Provided passage:
--- START ---

It was reported that endothelial protein C receptor (EPCR) binds protein C (PC) secreted by liver cells (6) and thereby inhibits the coagulation pathway by generation of activated protein C (aPC). Proteolytic cleavage of thrombin bound to thrombomodulin acts on PC to generate aPC. Endothelial protein C is an important regulator of homeostasis, in addition to its involvement in the systemic response to acute inflammation (7–11). On endothelial cells, the aPC, together with its cofactor protein S, degrades factors Va and VIIIa and thereby interferes with thrombin generation and abolishes the coagulation cascade (12). Endogenous aPC is shown to limit cancer cell extravasation through S1P-1-mediated vascular endothelium (13) and also plays a role in innate immune system (14,15).
Originally, EPCR was shown to be expressed on endothelial cells of large blood vessels but not in liver sinosuoidal and spleen endothelial cells (16). EPCR (CD201) expression is also detected in some inflammatory cells such as monocytes and neutrophils (17). Some authors claim that EPCR could be considered as a cancer stem cell marker (18). EPCR exists as membrane bound as well as free soluble endothelial protein C receptor (sEPCR) form (19). In fact, sEPCR, can regulate the quantity of circulating aPC and influence the clotting of plasma (20). Ligand binding to EPCR promotes endocytosis of EPCR (21) via the Rab GTPase pathway (22). aPC/EPCR interaction can directly modulate cell signaling and alter gene expression in inflammation and apoptosis (23) and also provide cytoprotection via PAR-1 activation (24).
We previously demonstrated the expression of EPCR in a large number of cancer cell lines, in solid tumors (25) and malignant hemophaties. This led us to suggest that plasmatic sEPCR can be considered as a biomarker of cancer-associated hypercoagulability in human hematologic malignancies (26).
In the present study, we investigated the role of aPC, known to be a natural physiological anticoagulant, in the activation of cancer cells and the loss of clotting properties of ascitic fluid in patients with peritoneal ovarian carcinomatosis.
Materials and methods
Cells
The human ovarian cancer cell line OVCAR-3NIH, purchased from American Type Culture Collection (ATTC; Manassas, VA, USA), was cultured in RPMI-1640 medium containing 10% fetal calf serum (FCS), glutamine (03 mg/ml), penicillin (50 U/ml), streptomycin (50 µg/ml) and incubated at 37°C with 5% CO2.

--- END ---

Given entries:
--- START ---

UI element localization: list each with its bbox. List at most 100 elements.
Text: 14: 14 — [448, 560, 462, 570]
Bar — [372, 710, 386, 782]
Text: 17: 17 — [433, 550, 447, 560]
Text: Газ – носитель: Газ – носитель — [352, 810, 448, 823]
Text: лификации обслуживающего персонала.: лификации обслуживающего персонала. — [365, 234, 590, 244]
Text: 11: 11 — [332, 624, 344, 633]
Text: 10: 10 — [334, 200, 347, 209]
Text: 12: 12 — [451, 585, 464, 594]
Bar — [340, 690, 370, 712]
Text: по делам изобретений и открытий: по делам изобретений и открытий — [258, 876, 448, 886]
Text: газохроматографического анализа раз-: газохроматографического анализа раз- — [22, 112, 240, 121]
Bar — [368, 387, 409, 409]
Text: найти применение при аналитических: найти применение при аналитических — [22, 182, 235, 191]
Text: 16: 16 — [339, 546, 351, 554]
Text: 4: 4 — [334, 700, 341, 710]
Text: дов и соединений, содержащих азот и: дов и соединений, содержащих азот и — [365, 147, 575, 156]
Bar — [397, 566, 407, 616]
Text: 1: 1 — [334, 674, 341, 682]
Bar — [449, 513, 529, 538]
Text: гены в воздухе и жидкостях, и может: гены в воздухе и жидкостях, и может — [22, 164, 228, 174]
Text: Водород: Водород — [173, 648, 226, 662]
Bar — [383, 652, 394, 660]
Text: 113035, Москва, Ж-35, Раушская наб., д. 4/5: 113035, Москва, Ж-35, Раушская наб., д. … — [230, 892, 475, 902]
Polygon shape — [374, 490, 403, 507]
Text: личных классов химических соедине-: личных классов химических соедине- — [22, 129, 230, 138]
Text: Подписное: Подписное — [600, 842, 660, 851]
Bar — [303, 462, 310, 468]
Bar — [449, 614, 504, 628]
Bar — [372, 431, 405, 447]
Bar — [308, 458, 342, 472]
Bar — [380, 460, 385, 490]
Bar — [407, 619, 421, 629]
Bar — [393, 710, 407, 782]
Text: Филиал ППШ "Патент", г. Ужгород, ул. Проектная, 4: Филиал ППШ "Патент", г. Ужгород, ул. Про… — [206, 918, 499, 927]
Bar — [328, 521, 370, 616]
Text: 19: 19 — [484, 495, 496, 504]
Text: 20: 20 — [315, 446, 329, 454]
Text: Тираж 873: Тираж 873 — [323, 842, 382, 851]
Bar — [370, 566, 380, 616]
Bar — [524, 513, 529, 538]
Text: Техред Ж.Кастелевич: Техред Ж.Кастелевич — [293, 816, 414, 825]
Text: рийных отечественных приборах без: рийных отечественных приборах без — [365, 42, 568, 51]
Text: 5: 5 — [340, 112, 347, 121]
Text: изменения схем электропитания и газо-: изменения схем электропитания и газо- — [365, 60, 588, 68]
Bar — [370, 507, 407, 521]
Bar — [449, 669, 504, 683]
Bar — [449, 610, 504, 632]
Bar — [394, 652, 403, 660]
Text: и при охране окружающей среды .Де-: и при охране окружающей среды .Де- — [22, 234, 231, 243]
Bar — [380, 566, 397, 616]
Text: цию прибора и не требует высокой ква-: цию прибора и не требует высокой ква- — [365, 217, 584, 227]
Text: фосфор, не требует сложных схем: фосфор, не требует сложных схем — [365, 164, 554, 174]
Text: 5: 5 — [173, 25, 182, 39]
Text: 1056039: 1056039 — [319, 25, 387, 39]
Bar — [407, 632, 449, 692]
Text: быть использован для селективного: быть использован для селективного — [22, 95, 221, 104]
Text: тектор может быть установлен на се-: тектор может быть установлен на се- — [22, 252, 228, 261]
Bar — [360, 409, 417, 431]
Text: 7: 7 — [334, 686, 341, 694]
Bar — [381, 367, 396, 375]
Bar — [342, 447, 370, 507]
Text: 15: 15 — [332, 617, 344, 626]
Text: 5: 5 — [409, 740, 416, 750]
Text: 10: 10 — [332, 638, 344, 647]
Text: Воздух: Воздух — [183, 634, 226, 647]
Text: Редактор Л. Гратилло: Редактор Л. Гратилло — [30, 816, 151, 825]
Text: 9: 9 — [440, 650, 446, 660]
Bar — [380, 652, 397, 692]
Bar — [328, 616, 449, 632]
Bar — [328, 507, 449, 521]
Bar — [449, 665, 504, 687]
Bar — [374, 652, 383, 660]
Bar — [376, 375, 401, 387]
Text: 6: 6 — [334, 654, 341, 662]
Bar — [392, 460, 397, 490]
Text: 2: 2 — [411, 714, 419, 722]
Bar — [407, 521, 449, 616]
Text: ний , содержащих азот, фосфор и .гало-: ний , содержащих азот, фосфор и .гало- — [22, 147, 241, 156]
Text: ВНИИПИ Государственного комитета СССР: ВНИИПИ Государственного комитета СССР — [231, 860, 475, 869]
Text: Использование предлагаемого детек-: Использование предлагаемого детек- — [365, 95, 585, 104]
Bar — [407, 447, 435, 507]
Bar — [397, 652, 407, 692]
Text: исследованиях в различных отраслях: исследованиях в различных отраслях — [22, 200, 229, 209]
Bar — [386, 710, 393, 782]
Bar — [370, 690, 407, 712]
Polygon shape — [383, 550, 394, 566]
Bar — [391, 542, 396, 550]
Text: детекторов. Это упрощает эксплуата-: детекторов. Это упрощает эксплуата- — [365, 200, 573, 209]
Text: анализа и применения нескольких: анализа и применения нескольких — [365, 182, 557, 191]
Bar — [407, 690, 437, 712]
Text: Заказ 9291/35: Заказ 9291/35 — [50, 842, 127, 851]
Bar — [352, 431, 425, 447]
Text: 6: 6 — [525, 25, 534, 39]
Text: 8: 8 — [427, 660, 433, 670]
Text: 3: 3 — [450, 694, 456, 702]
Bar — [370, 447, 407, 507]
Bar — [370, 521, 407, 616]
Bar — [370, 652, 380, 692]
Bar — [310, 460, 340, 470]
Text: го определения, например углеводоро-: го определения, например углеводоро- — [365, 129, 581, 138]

--- END ---

What this exercise asks:
(1) Update the EPCR passage, everything from "Originally, EPCR was" down to "PAR-1 activation (24).", with "monocytes" changed to "macrophages".
(2) Please continue the EPCR passage from the point where it stops.

Task answers:
(1)
Originally, EPCR was shown to be expressed on endothelial cells of large blood vessels but not in liver sinosuoidal and spleen endothelial cells (16). EPCR (CD201) expression is also detected in some inflammatory cells such as macrophages and neutrophils (17). Some authors claim that EPCR could be considered as a cancer stem cell marker (18). EPCR exists as membrane bound as well as free soluble endothelial protein C receptor (sEPCR) form (19). In fact, sEPCR, can regulate the quantity of circulating aPC and influence the clotting of plasma (20). Ligand binding to EPCR promotes endocytosis of EPCR (21) via the Rab GTPase pathway (22). aPC/EPCR interaction can directly modulate cell signaling and alter gene expression in inflammation and apoptosis (23) and also provide cytoprotection via PAR-1 activation (24).

(2)
Ascites
Peritoneal fluids were collected from 20 ovarian cancer patients treated at the Hospital Hôtel-Dieu (Paris, France). As evacuation of ascites is a part of the routine management of patients, only oral consent was obtained. Cells from ascitic fluids were pelleted by a short spin at 1,000 rpm, and the supernatant was re-centrifuged for another 10 min and then collected. The pelleted cells and the resulting supernatant were aliquoted and stored.
Cyto-ELISA
OVCAR-3 cells (6×104/well), in FCS-enriched medium, were seeded in flat-bottomed 96-well plates (Nunc). Confluent cell layers from 3-day cultures were washed with phosphate-buffered saline (PBS). The cells were then exposed to native protein C (Ceprotin®) or aPC (Xigris®) both at concentrations of 10 ng/ml for 2, 5 and 10 min. In parallel, culture medium with only FCS served as the control. The cells adhering to the plate were fixed with 100 µl of 0.5 g/l glutaraldehyde and 0.4% Triton for 5 min at 4°C. Alternatively, the cells were fixed with 100 µl of 100% ethanol for 5 min at −20°C. The plates were washed with PBS containing 0.02% Tween-20 and 10 g/l BSA (PBS-T-Alb), and then (5-wells/test) were exposed for 90 min to mouse anti-phosphorylated threonine or tyrosine antibodies (1/100 diluted in PBS-T-ALb). The immune complexes were detected by peroxidase-conjugated anti-mouse Ig (1:2,000). The fixed peroxidase was revealed by o-phenylenediamine benzidine (OPD) (0.2 g/l in 0.05 mol/l phosphate buffer, pH 5.0, containing 0.5 ml/l H2O2). The absorbance was measured at 492 nm. Control wells were constructed with isotype or without cells. Between each step, the wells were washed three times with PBS.
Wound healing assay
OVCAR-3 cells (6×104) were cultured in the presence of RPMI-1640 containing 10% FCS in 24-well plates coated with 0.2% gelatin. After 18 h, the semi-confluent cells were dislodged by a cell scraper on a standardized surface as previously described (27). The cells were then incubated in RPMI-1640 containing only 2% FCS (to reduce cell proliferation) in the presence or absence of PC or aPC (10 ng/ml). The effect of protein C on cell migration was evaluated (Microvision Instruments, Evry, France) by measuring the number of cells migrating to the wound edge after 6, 18, 27 and 48 h.
Droplet test
To elucidate the mechanism of cell migration, we developed a ‘droplet model’ of Matrigel for the OVCAR-3 cells. The cell-Matrigel suspension (droplet) mimics an ex vivo cell cluster implant on the peritoneal membrane surface.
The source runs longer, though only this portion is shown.